* _TEXT BLOCK_
--

Category Archives: Techniques

Give it a rest…

I worked on a new design in January with great anticipation.  I wanted to create a rustic nativity scene on a weathered wood background.  I was pleased with the background and proceeded to work on the manger.  I kept the colors to a simple, earthy palette.  However, after I finished, it had much to be desired.  I set it aside to ponder on what to do.  I decided the small figures were lost with the busyness of the woodgrain.  At this point, re-painting the background wasn’t an option.

--

* _GIVEN PROBLEM A_
Repeat the nativity painting post between "Category Archives: Techniques" and "wasn’t an option.", inclusive.
* _GIVEN PROBLEM B_
Carry on the post about painting a rustic nativity scene, starting right after its last sentence.
The material after this point is separate from the post about the nativity painting.

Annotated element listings
--

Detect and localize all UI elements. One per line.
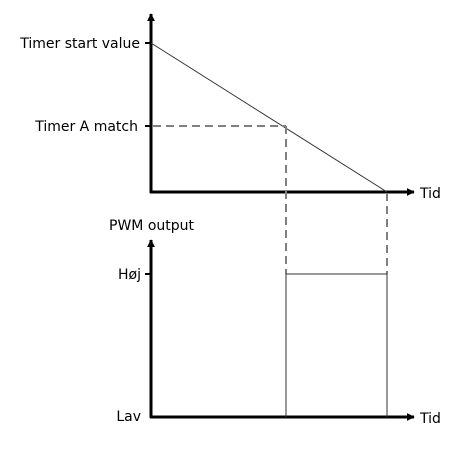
timer-x-axis-label: Tid (419, 186, 441, 202)
timer-graph: Timer start value Timer A match Tid (19, 13, 441, 202)
pwm-low-label: Lav (116, 409, 141, 425)
pwm-x-axis-label: Tid (419, 411, 441, 427)
timer-start-value-label: Timer start value (19, 36, 140, 52)
pwm-high-label: Høj (118, 267, 141, 283)
timer-countdown-line (150, 42, 388, 193)
pwm-output-label: PWM output (109, 218, 195, 234)
pwm-pulse (285, 273, 388, 417)
pwm-graph: PWM output Høj Lav Tid (109, 218, 441, 427)
connector-lines (285, 126, 388, 274)
timer-a-match-label: Timer A match (34, 119, 138, 135)
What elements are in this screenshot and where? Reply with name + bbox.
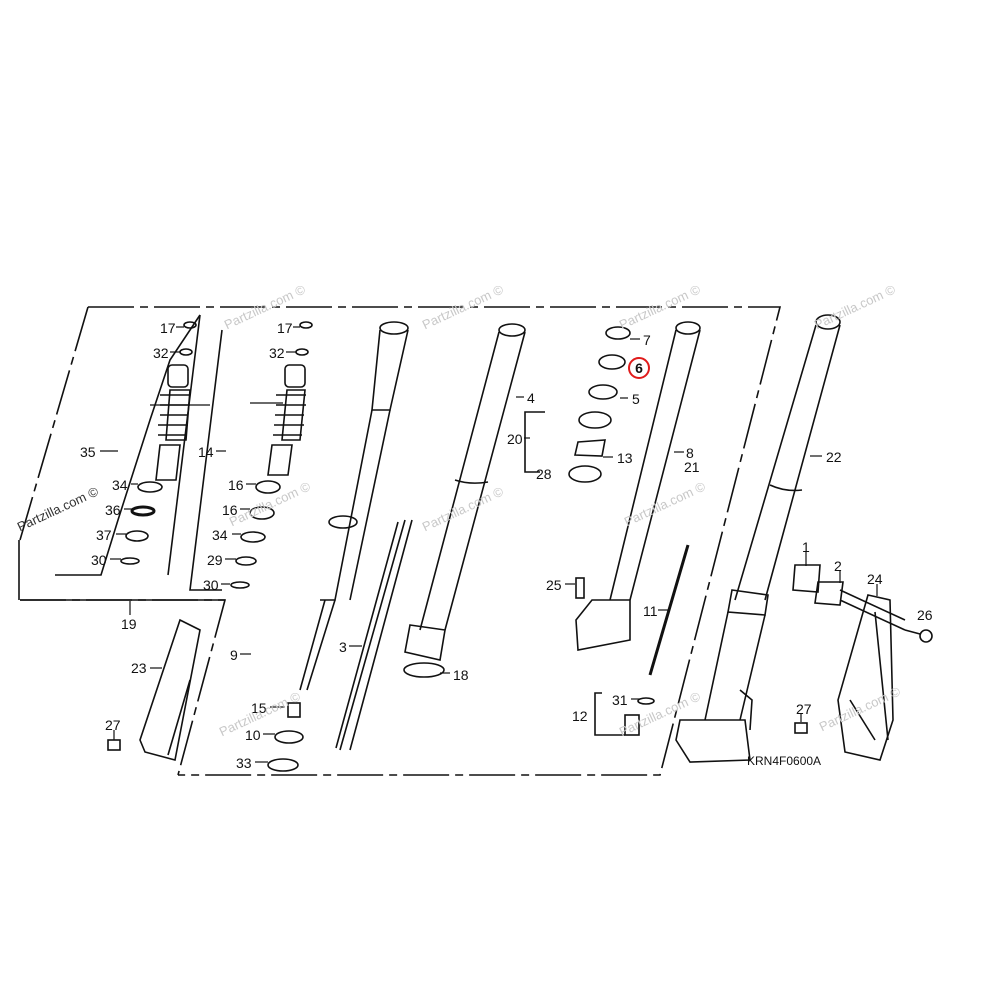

--

* _EXPECTED ANSWER A_
Category Archives: Techniques

Give it a rest…

I worked on a new design in January with great anticipation.  I wanted to create a rustic nativity scene on a weathered wood background.  I was pleased with the background and proceeded to work on the manger.  I kept the colors to a simple, earthy palette.  However, after I finished, it had much to be desired.  I set it aside to ponder on what to do.  I decided the small figures were lost with the busyness of the woodgrain.  At this point, re-painting the background wasn’t an option.

* _EXPECTED ANSWER B_
After a couple days, I added line work to make the figures more pronounced.  Outlining definitely helped, but the whole scene was very lacking.  I set it aside to mull over the next step.  I had two choices, either figure out how to salvage it or File 13!  At that time I was busy painting new designs for Vegas convention and a new book.  It was time to “give it a rest”.  My mind was filled with these new projects, however, the unfinished design was always lurking on my back burners.Penwork.jpg

After I returned from travel teaching and the Vegas convention, the huge task of getting my studio back in order loomed ahead.   I always need a few days after these long trips to rejuvenate and refresh.  Travel time is a great opportunity to plan new projects and gear up for the next round.  I pulled out the unfinished design and re-evaluated it.  It had good bones, but definitely lacked what I call that “POP” that takes it from ordinary to exciting.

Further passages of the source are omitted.